→ **Prompt**
Go through the listing and return every line with "music" in it.

Saved entries:
** Start **

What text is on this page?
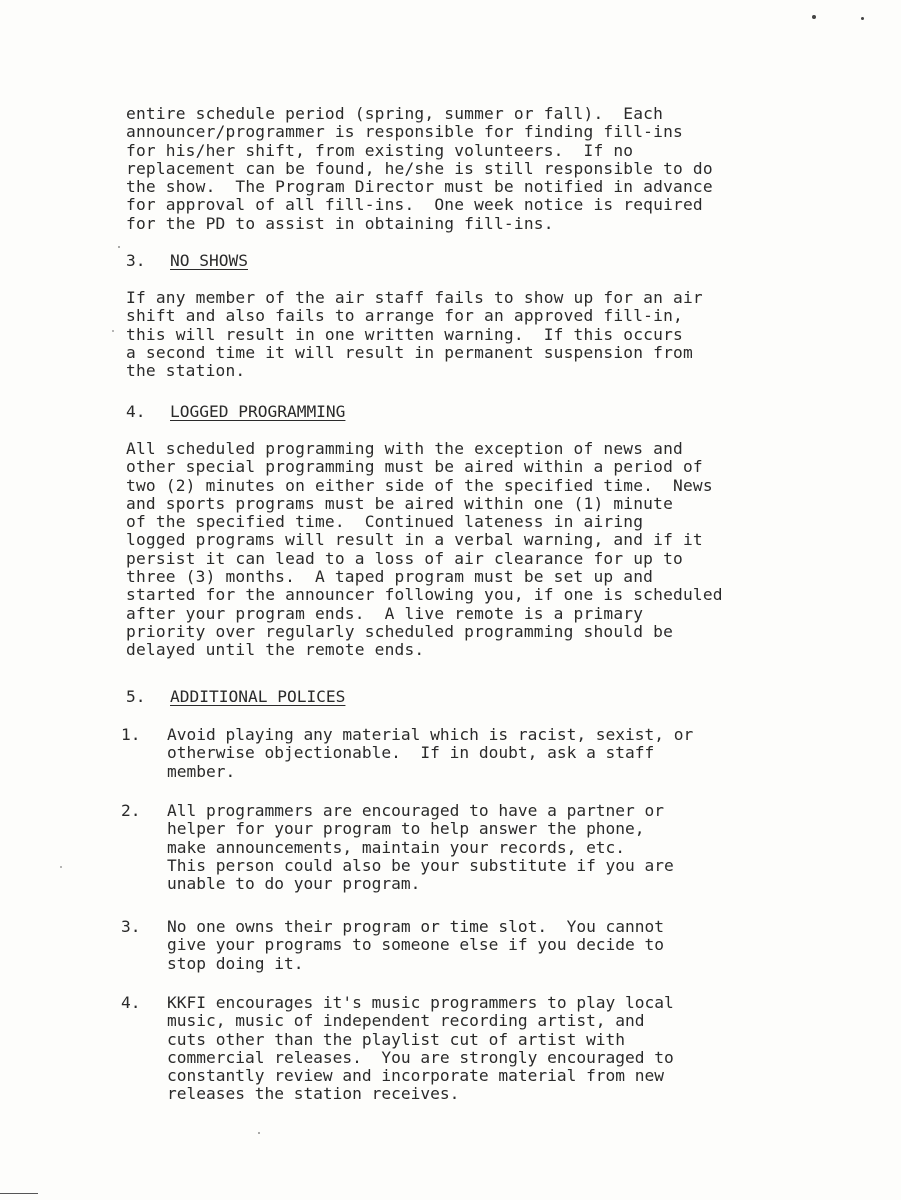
entire schedule period (spring, summer or fall).  Each
announcer/programmer is responsible for finding fill-ins
for his/her shift, from existing volunteers.  If no
replacement can be found, he/she is still responsible to do
the show.  The Program Director must be notified in advance
for approval of all fill-ins.  One week notice is required
for the PD to assist in obtaining fill-ins.
3. NO SHOWS
If any member of the air staff fails to show up for an air
shift and also fails to arrange for an approved fill-in,
this will result in one written warning.  If this occurs
a second time it will result in permanent suspension from
the station.
4. LOGGED PROGRAMMING
All scheduled programming with the exception of news and
other special programming must be aired within a period of
two (2) minutes on either side of the specified time.  News
and sports programs must be aired within one (1) minute
of the specified time.  Continued lateness in airing
logged programs will result in a verbal warning, and if it
persist it can lead to a loss of air clearance for up to
three (3) months.  A taped program must be set up and
started for the announcer following you, if one is scheduled
after your program ends.  A live remote is a primary
priority over regularly scheduled programming should be
delayed until the remote ends.
5. ADDITIONAL POLICES
1. Avoid playing any material which is racist, sexist, or
otherwise objectionable.  If in doubt, ask a staff
member.
2. All programmers are encouraged to have a partner or
helper for your program to help answer the phone,
make announcements, maintain your records, etc.
This person could also be your substitute if you are
unable to do your program.
3. No one owns their program or time slot.  You cannot
give your programs to someone else if you decide to
stop doing it.
4. KKFI encourages it's music programmers to play local
music, music of independent recording artist, and
cuts other than the playlist cut of artist with
commercial releases.  You are strongly encouraged to
constantly review and incorporate material from new
releases the station receives.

** End **

→ **Problem solution**
4. KKFI encourages it's music programmers to play local
music, music of independent recording artist, and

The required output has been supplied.